* **Work to be completed**:
Can you output the records below exactly as they are written?

(Part of a data file)
_ _ _ _

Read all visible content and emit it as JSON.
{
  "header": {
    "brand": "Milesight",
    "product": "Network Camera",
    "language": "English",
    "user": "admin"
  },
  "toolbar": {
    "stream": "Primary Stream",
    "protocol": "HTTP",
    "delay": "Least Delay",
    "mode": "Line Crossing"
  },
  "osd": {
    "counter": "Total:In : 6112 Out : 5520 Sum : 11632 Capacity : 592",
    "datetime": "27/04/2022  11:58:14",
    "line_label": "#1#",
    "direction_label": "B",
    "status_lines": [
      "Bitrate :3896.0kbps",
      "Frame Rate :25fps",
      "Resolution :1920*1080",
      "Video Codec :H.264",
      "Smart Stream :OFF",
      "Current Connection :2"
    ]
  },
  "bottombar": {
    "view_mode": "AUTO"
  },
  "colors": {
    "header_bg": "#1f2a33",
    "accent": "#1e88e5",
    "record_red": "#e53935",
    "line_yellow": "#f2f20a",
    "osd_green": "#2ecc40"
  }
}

_ _ _ _

* **Task solution**:
Read all visible content and emit it as JSON.
{
  "header": {
    "brand": "Milesight",
    "product": "Network Camera",
    "language": "English",
    "user": "admin"
  },
  "toolbar": {
    "stream": "Primary Stream",
    "protocol": "HTTP",
    "delay": "Least Delay",
    "mode": "Line Crossing"
  },
  "osd": {
    "counter": "Total:In : 6112 Out : 5520 Sum : 11632 Capacity : 592",
    "datetime": "27/04/2022  11:58:14",
    "line_label": "#1#",
    "direction_label": "B",
    "status_lines": [
      "Bitrate :3896.0kbps",
      "Frame Rate :25fps",
      "Resolution :1920*1080",
      "Video Codec :H.264",
      "Smart Stream :OFF",
      "Current Connection :2"
    ]
  },
  "bottombar": {
    "view_mode": "AUTO"
  },
  "colors": {
    "header_bg": "#1f2a33",
    "accent": "#1e88e5",
    "record_red": "#e53935",
    "line_yellow": "#f2f20a",
    "osd_green": "#2ecc40"
  }
}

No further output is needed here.